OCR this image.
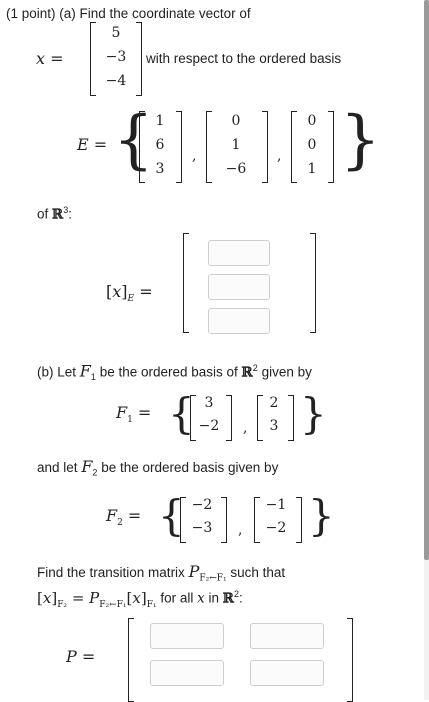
(1 point) (a) Find the coordinate vector of
x =
5
−3
−4
with respect to the ordered basis
E = { 1
6
3
,
0
1
−6
,
0
0
1 }
of ℝ$^3$:
$[x]_E$ =
(b) Let $F_1$ be the ordered basis of ℝ$^2$ given by
$F_1$ = { 3
−2 ,
2
3 }
and let $F_2$ be the ordered basis given by
$F_2$ = { −2
−3	,
−1
−2 }
Find the transition matrix $P_{F_2\leftarrow F_1}$ such that
$[x]_{F_2} = P_{F_2\leftarrow F_1}[x]_{F_1}$ for all x in ℝ$^2$:
P =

····················

Exercise: Set down the material above as is, without any pictures.

Expected output:
OCR this image.
(1 point) (a) Find the coordinate vector of
x =
5
−3
−4
with respect to the ordered basis
E = { 1
6
3
,
0
1
−6
,
0
0
1 }
of ℝ$^3$:
$[x]_E$ =
(b) Let $F_1$ be the ordered basis of ℝ$^2$ given by
$F_1$ = { 3
−2 ,
2
3 }
and let $F_2$ be the ordered basis given by
$F_2$ = { −2
−3	,
−1
−2 }
Find the transition matrix $P_{F_2\leftarrow F_1}$ such that
$[x]_{F_2} = P_{F_2\leftarrow F_1}[x]_{F_1}$ for all x in ℝ$^2$:
P =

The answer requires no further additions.